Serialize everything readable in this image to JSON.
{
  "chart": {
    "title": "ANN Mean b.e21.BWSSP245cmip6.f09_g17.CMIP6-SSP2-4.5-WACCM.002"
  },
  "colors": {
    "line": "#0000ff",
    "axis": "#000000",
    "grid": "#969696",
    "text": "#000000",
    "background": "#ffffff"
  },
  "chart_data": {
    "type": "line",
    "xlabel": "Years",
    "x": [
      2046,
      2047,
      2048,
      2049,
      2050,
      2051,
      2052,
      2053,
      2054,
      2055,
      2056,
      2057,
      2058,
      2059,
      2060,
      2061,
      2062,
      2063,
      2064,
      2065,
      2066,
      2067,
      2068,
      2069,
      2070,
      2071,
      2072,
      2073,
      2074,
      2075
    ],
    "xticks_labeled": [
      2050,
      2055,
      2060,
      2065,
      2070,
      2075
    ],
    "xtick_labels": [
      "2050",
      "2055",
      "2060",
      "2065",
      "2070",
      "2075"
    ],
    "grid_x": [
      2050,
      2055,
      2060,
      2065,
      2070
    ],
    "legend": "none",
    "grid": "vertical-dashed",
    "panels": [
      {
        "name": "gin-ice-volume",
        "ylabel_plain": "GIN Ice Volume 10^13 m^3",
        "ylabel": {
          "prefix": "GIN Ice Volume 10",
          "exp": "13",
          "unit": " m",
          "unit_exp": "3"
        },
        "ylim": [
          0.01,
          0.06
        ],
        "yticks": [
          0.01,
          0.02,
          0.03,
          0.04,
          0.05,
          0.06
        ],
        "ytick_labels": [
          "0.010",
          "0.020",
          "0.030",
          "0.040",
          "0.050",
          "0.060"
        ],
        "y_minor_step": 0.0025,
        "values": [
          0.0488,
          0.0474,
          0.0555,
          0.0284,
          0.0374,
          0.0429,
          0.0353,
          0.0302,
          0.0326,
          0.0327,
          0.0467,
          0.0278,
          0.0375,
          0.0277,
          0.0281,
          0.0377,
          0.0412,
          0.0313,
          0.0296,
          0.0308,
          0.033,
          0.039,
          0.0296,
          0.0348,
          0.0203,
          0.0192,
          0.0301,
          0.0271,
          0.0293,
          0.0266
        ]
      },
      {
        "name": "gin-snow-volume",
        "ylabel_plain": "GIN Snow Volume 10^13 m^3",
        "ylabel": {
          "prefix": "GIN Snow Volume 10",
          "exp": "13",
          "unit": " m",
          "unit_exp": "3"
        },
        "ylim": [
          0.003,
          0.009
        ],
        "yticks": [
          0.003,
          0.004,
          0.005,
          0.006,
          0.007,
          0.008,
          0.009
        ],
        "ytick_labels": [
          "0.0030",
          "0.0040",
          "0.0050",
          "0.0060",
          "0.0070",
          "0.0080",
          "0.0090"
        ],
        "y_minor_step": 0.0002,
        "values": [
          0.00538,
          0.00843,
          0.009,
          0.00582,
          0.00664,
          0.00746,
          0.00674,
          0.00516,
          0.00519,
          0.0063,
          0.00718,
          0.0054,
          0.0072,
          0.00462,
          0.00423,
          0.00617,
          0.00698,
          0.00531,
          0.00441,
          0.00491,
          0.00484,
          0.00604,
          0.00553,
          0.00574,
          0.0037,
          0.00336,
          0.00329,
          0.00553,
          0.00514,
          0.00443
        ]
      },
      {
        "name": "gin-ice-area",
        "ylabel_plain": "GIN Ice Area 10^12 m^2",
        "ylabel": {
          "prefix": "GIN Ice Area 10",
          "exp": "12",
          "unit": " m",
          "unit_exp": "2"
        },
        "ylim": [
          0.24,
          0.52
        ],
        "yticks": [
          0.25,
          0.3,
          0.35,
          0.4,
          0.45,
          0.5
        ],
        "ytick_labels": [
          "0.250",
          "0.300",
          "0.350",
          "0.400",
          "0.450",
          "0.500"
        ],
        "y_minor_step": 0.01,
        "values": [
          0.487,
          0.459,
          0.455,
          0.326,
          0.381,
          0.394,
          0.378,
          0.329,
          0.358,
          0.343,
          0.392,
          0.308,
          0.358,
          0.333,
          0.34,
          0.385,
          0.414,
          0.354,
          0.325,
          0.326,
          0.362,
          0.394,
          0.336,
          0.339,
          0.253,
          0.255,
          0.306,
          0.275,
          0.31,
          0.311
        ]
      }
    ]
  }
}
----
◆ **DIRECTIVE**:
From the records above, extract every entry exactly as given.

◆ **EXERCISE RESULT**:
Serialize everything readable in this image to JSON.
{
  "chart": {
    "title": "ANN Mean b.e21.BWSSP245cmip6.f09_g17.CMIP6-SSP2-4.5-WACCM.002"
  },
  "colors": {
    "line": "#0000ff",
    "axis": "#000000",
    "grid": "#969696",
    "text": "#000000",
    "background": "#ffffff"
  },
  "chart_data": {
    "type": "line",
    "xlabel": "Years",
    "x": [
      2046,
      2047,
      2048,
      2049,
      2050,
      2051,
      2052,
      2053,
      2054,
      2055,
      2056,
      2057,
      2058,
      2059,
      2060,
      2061,
      2062,
      2063,
      2064,
      2065,
      2066,
      2067,
      2068,
      2069,
      2070,
      2071,
      2072,
      2073,
      2074,
      2075
    ],
    "xticks_labeled": [
      2050,
      2055,
      2060,
      2065,
      2070,
      2075
    ],
    "xtick_labels": [
      "2050",
      "2055",
      "2060",
      "2065",
      "2070",
      "2075"
    ],
    "grid_x": [
      2050,
      2055,
      2060,
      2065,
      2070
    ],
    "legend": "none",
    "grid": "vertical-dashed",
    "panels": [
      {
        "name": "gin-ice-volume",
        "ylabel_plain": "GIN Ice Volume 10^13 m^3",
        "ylabel": {
          "prefix": "GIN Ice Volume 10",
          "exp": "13",
          "unit": " m",
          "unit_exp": "3"
        },
        "ylim": [
          0.01,
          0.06
        ],
        "yticks": [
          0.01,
          0.02,
          0.03,
          0.04,
          0.05,
          0.06
        ],
        "ytick_labels": [
          "0.010",
          "0.020",
          "0.030",
          "0.040",
          "0.050",
          "0.060"
        ],
        "y_minor_step": 0.0025,
        "values": [
          0.0488,
          0.0474,
          0.0555,
          0.0284,
          0.0374,
          0.0429,
          0.0353,
          0.0302,
          0.0326,
          0.0327,
          0.0467,
          0.0278,
          0.0375,
          0.0277,
          0.0281,
          0.0377,
          0.0412,
          0.0313,
          0.0296,
          0.0308,
          0.033,
          0.039,
          0.0296,
          0.0348,
          0.0203,
          0.0192,
          0.0301,
          0.0271,
          0.0293,
          0.0266
        ]
      },
      {
        "name": "gin-snow-volume",
        "ylabel_plain": "GIN Snow Volume 10^13 m^3",
        "ylabel": {
          "prefix": "GIN Snow Volume 10",
          "exp": "13",
          "unit": " m",
          "unit_exp": "3"
        },
        "ylim": [
          0.003,
          0.009
        ],
        "yticks": [
          0.003,
          0.004,
          0.005,
          0.006,
          0.007,
          0.008,
          0.009
        ],
        "ytick_labels": [
          "0.0030",
          "0.0040",
          "0.0050",
          "0.0060",
          "0.0070",
          "0.0080",
          "0.0090"
        ],
        "y_minor_step": 0.0002,
        "values": [
          0.00538,
          0.00843,
          0.009,
          0.00582,
          0.00664,
          0.00746,
          0.00674,
          0.00516,
          0.00519,
          0.0063,
          0.00718,
          0.0054,
          0.0072,
          0.00462,
          0.00423,
          0.00617,
          0.00698,
          0.00531,
          0.00441,
          0.00491,
          0.00484,
          0.00604,
          0.00553,
          0.00574,
          0.0037,
          0.00336,
          0.00329,
          0.00553,
          0.00514,
          0.00443
        ]
      },
      {
        "name": "gin-ice-area",
        "ylabel_plain": "GIN Ice Area 10^12 m^2",
        "ylabel": {
          "prefix": "GIN Ice Area 10",
          "exp": "12",
          "unit": " m",
          "unit_exp": "2"
        },
        "ylim": [
          0.24,
          0.52
        ],
        "yticks": [
          0.25,
          0.3,
          0.35,
          0.4,
          0.45,
          0.5
        ],
        "ytick_labels": [
          "0.250",
          "0.300",
          "0.350",
          "0.400",
          "0.450",
          "0.500"
        ],
        "y_minor_step": 0.01,
        "values": [
          0.487,
          0.459,
          0.455,
          0.326,
          0.381,
          0.394,
          0.378,
          0.329,
          0.358,
          0.343,
          0.392,
          0.308,
          0.358,
          0.333,
          0.34,
          0.385,
          0.414,
          0.354,
          0.325,
          0.326,
          0.362,
          0.394,
          0.336,
          0.339,
          0.253,
          0.255,
          0.306,
          0.275,
          0.31,
          0.311
        ]
      }
    ]
  }
}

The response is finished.